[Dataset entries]

::::::::::

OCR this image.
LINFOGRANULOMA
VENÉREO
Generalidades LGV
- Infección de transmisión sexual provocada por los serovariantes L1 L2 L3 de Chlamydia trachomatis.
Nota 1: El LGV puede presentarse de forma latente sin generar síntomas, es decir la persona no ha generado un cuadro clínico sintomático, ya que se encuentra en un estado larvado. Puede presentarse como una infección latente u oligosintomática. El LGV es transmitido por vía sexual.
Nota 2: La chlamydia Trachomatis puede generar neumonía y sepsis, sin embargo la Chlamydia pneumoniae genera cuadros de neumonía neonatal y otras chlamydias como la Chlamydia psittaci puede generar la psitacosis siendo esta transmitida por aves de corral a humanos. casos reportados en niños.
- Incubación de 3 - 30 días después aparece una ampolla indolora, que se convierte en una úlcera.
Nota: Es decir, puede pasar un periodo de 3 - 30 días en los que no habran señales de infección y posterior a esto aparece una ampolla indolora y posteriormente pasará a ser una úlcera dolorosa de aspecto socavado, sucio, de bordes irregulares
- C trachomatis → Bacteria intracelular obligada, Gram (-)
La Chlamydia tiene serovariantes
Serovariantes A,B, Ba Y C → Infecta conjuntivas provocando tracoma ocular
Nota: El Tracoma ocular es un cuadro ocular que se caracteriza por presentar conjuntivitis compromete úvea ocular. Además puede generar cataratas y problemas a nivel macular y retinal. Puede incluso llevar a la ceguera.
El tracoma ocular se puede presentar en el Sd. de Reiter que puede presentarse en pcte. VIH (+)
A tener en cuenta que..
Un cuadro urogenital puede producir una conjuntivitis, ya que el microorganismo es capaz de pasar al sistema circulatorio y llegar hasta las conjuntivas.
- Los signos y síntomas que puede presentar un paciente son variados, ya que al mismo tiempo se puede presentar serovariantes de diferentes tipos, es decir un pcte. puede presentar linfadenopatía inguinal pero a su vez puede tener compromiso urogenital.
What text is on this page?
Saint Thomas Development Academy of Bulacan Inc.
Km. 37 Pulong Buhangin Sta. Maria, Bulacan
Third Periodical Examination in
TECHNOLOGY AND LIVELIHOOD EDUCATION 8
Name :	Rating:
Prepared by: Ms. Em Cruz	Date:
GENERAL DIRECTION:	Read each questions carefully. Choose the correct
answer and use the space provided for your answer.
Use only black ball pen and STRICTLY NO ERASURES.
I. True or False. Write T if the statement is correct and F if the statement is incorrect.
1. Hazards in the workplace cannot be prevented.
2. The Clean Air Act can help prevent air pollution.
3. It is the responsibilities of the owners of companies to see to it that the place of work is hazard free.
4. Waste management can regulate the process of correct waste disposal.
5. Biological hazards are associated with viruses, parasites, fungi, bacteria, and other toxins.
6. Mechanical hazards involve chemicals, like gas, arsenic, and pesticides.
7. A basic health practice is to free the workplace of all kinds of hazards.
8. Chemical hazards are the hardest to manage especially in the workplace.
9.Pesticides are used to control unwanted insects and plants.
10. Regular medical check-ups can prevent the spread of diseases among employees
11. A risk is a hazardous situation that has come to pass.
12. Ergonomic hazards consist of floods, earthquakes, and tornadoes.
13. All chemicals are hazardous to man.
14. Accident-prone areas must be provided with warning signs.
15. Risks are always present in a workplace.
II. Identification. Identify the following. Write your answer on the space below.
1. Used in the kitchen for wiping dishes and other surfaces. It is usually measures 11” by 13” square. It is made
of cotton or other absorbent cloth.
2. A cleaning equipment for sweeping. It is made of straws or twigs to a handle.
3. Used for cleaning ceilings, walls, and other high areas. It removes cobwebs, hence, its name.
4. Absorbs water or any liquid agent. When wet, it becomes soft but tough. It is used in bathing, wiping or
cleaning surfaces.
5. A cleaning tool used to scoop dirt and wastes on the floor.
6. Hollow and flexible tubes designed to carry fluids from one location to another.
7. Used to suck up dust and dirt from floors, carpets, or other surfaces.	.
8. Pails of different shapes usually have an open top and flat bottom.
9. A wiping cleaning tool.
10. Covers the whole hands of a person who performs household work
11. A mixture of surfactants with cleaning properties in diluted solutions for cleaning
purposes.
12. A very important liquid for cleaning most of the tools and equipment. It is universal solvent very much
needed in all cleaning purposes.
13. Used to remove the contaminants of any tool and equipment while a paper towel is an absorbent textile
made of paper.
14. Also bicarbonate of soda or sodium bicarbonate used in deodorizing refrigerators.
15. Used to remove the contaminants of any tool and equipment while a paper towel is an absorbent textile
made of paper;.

::::::::::

__Exercise brief__.
Could you copy out the data in full, exactly as it is written?

__Task answer__.
OCR this image.
LINFOGRANULOMA
VENÉREO
Generalidades LGV
- Infección de transmisión sexual provocada por los serovariantes L1 L2 L3 de Chlamydia trachomatis.
Nota 1: El LGV puede presentarse de forma latente sin generar síntomas, es decir la persona no ha generado un cuadro clínico sintomático, ya que se encuentra en un estado larvado. Puede presentarse como una infección latente u oligosintomática. El LGV es transmitido por vía sexual.
Nota 2: La chlamydia Trachomatis puede generar neumonía y sepsis, sin embargo la Chlamydia pneumoniae genera cuadros de neumonía neonatal y otras chlamydias como la Chlamydia psittaci puede generar la psitacosis siendo esta transmitida por aves de corral a humanos. casos reportados en niños.
- Incubación de 3 - 30 días después aparece una ampolla indolora, que se convierte en una úlcera.
Nota: Es decir, puede pasar un periodo de 3 - 30 días en los que no habran señales de infección y posterior a esto aparece una ampolla indolora y posteriormente pasará a ser una úlcera dolorosa de aspecto socavado, sucio, de bordes irregulares
- C trachomatis → Bacteria intracelular obligada, Gram (-)
La Chlamydia tiene serovariantes
Serovariantes A,B, Ba Y C → Infecta conjuntivas provocando tracoma ocular
Nota: El Tracoma ocular es un cuadro ocular que se caracteriza por presentar conjuntivitis compromete úvea ocular. Además puede generar cataratas y problemas a nivel macular y retinal. Puede incluso llevar a la ceguera.
El tracoma ocular se puede presentar en el Sd. de Reiter que puede presentarse en pcte. VIH (+)
A tener en cuenta que..
Un cuadro urogenital puede producir una conjuntivitis, ya que el microorganismo es capaz de pasar al sistema circulatorio y llegar hasta las conjuntivas.
- Los signos y síntomas que puede presentar un paciente son variados, ya que al mismo tiempo se puede presentar serovariantes de diferentes tipos, es decir un pcte. puede presentar linfadenopatía inguinal pero a su vez puede tener compromiso urogenital.
What text is on this page?
Saint Thomas Development Academy of Bulacan Inc.
Km. 37 Pulong Buhangin Sta. Maria, Bulacan
Third Periodical Examination in
TECHNOLOGY AND LIVELIHOOD EDUCATION 8
Name :	Rating:
Prepared by: Ms. Em Cruz	Date:
GENERAL DIRECTION:	Read each questions carefully. Choose the correct
answer and use the space provided for your answer.
Use only black ball pen and STRICTLY NO ERASURES.
I. True or False. Write T if the statement is correct and F if the statement is incorrect.
1. Hazards in the workplace cannot be prevented.
2. The Clean Air Act can help prevent air pollution.
3. It is the responsibilities of the owners of companies to see to it that the place of work is hazard free.
4. Waste management can regulate the process of correct waste disposal.
5. Biological hazards are associated with viruses, parasites, fungi, bacteria, and other toxins.
6. Mechanical hazards involve chemicals, like gas, arsenic, and pesticides.
7. A basic health practice is to free the workplace of all kinds of hazards.
8. Chemical hazards are the hardest to manage especially in the workplace.
9.Pesticides are used to control unwanted insects and plants.
10. Regular medical check-ups can prevent the spread of diseases among employees
11. A risk is a hazardous situation that has come to pass.
12. Ergonomic hazards consist of floods, earthquakes, and tornadoes.
13. All chemicals are hazardous to man.
14. Accident-prone areas must be provided with warning signs.
15. Risks are always present in a workplace.
II. Identification. Identify the following. Write your answer on the space below.
1. Used in the kitchen for wiping dishes and other surfaces. It is usually measures 11” by 13” square. It is made
of cotton or other absorbent cloth.
2. A cleaning equipment for sweeping. It is made of straws or twigs to a handle.
3. Used for cleaning ceilings, walls, and other high areas. It removes cobwebs, hence, its name.
4. Absorbs water or any liquid agent. When wet, it becomes soft but tough. It is used in bathing, wiping or
cleaning surfaces.
5. A cleaning tool used to scoop dirt and wastes on the floor.
6. Hollow and flexible tubes designed to carry fluids from one location to another.
7. Used to suck up dust and dirt from floors, carpets, or other surfaces.	.
8. Pails of different shapes usually have an open top and flat bottom.
9. A wiping cleaning tool.
10. Covers the whole hands of a person who performs household work
11. A mixture of surfactants with cleaning properties in diluted solutions for cleaning
purposes.
12. A very important liquid for cleaning most of the tools and equipment. It is universal solvent very much
needed in all cleaning purposes.
13. Used to remove the contaminants of any tool and equipment while a paper towel is an absorbent textile
made of paper.
14. Also bicarbonate of soda or sodium bicarbonate used in deodorizing refrigerators.
15. Used to remove the contaminants of any tool and equipment while a paper towel is an absorbent textile
made of paper;.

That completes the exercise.